» Material for the task

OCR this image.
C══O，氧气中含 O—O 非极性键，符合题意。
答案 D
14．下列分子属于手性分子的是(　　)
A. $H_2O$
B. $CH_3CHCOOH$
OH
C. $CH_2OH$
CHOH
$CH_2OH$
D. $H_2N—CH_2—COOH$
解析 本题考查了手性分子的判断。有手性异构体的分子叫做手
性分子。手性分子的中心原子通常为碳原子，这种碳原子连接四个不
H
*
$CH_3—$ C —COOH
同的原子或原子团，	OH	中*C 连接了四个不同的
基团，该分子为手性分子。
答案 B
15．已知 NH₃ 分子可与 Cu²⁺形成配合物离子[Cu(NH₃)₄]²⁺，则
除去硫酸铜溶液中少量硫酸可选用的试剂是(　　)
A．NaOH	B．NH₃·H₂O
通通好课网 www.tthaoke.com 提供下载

» Stated problem
Using the listing above, retype each line exactly.

» Response
OCR this image.
C══O，氧气中含 O—O 非极性键，符合题意。
答案 D
14．下列分子属于手性分子的是(　　)
A. $H_2O$
B. $CH_3CHCOOH$
OH
C. $CH_2OH$
CHOH
$CH_2OH$
D. $H_2N—CH_2—COOH$
解析 本题考查了手性分子的判断。有手性异构体的分子叫做手
性分子。手性分子的中心原子通常为碳原子，这种碳原子连接四个不
H
*
$CH_3—$ C —COOH
同的原子或原子团，	OH	中*C 连接了四个不同的
基团，该分子为手性分子。
答案 B
15．已知 NH₃ 分子可与 Cu²⁺形成配合物离子[Cu(NH₃)₄]²⁺，则
除去硫酸铜溶液中少量硫酸可选用的试剂是(　　)
A．NaOH	B．NH₃·H₂O
通通好课网 www.tthaoke.com 提供下载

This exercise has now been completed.